_Exercise_. Filter the data below for the string "domestic" and copy each matching line.

_Working data_.
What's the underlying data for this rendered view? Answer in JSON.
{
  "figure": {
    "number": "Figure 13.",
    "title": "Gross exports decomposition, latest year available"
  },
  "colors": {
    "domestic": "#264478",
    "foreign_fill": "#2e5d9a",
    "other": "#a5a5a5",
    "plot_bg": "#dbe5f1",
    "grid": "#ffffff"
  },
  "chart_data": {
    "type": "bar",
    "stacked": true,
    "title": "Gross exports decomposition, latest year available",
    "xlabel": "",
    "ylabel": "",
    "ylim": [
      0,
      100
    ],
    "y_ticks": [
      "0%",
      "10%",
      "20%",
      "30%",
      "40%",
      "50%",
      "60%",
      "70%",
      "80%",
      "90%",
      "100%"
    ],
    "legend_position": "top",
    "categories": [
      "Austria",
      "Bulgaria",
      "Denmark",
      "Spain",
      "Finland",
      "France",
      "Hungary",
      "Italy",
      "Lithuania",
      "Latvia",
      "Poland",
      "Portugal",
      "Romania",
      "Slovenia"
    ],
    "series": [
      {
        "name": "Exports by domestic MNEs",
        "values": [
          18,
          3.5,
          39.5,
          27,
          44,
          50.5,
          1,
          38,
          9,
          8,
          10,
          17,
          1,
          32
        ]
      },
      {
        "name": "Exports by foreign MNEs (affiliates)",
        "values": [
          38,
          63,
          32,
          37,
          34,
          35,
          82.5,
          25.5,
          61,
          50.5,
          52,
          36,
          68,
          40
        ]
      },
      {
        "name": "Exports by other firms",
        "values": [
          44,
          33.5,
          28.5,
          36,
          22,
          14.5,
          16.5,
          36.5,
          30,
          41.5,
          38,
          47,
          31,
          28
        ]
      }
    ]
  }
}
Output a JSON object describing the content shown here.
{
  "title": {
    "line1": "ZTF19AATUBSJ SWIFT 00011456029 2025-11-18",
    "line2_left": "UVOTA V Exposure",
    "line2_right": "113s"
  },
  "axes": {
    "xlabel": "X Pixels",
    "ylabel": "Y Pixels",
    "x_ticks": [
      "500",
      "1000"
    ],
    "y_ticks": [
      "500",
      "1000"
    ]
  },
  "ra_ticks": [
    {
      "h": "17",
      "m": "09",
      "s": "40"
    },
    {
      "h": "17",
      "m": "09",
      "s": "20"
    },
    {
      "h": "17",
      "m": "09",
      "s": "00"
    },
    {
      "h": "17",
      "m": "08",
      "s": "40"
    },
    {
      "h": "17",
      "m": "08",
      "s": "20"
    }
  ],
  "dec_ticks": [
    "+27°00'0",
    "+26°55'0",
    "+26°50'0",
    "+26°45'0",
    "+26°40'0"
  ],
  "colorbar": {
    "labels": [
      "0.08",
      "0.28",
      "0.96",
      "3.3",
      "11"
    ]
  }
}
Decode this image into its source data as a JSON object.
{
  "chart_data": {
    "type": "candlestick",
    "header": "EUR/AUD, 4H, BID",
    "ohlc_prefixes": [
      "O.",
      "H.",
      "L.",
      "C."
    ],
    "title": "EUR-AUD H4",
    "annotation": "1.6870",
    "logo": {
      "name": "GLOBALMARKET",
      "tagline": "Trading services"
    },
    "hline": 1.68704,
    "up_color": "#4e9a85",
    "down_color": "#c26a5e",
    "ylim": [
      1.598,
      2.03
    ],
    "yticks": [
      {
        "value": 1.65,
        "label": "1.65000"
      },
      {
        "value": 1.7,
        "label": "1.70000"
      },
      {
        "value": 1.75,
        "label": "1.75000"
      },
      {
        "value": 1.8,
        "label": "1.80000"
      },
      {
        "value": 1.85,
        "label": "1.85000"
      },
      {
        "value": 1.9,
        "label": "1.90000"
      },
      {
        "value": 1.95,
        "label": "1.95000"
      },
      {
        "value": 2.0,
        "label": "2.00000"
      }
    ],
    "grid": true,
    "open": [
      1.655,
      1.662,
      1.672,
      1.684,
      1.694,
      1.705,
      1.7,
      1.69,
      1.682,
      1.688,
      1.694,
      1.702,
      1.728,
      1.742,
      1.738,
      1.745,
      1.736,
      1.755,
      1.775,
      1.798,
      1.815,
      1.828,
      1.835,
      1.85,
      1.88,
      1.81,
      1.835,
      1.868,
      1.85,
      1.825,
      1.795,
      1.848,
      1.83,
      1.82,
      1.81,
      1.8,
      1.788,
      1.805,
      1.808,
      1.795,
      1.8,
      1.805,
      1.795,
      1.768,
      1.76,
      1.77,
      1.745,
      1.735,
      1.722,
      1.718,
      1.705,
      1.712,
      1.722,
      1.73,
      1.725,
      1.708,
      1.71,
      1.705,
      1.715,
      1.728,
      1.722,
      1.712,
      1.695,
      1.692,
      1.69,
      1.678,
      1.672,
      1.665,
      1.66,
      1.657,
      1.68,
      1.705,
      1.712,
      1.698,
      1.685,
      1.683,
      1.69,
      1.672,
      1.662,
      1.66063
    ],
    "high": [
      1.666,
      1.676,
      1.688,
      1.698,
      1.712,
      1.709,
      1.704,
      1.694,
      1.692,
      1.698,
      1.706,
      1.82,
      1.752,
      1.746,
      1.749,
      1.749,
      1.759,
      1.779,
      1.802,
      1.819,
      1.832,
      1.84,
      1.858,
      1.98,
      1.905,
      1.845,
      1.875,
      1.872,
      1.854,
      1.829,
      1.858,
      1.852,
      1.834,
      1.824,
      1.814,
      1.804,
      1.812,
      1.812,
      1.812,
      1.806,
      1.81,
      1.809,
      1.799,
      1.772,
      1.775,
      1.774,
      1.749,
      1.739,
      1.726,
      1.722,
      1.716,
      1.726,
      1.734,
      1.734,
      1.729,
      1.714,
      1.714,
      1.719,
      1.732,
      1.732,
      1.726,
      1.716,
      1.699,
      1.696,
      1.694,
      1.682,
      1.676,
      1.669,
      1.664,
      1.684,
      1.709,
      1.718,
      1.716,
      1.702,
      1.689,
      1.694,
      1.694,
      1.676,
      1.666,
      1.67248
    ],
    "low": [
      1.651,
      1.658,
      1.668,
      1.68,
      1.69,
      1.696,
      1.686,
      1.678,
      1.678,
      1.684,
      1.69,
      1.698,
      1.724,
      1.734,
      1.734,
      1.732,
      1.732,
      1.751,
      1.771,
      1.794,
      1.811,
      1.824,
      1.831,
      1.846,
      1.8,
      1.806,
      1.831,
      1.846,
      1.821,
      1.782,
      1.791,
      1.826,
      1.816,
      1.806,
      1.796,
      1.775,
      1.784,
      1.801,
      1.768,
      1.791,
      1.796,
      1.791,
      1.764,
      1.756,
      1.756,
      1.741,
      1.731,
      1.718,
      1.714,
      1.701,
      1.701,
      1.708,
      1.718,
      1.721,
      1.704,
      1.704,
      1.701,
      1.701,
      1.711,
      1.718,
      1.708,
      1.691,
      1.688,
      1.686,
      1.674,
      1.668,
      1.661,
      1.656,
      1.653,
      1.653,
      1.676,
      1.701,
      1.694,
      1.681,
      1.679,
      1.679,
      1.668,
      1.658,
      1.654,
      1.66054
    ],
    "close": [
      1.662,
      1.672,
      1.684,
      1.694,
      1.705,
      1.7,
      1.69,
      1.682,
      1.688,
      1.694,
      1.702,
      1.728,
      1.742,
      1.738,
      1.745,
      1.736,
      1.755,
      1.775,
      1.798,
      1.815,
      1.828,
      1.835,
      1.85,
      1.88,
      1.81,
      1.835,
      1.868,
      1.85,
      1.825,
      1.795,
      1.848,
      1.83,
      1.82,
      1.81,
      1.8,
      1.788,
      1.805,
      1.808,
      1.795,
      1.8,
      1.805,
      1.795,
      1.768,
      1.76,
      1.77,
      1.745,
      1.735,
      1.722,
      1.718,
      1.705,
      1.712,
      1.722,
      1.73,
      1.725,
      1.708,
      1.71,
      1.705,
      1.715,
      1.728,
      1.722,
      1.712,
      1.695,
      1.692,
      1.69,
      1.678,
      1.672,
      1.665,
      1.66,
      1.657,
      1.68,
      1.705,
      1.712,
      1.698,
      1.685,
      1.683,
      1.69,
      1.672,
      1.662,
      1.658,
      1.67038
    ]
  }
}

_The solution_.
    "domestic": "#264478",
        "name": "Exports by domestic MNEs",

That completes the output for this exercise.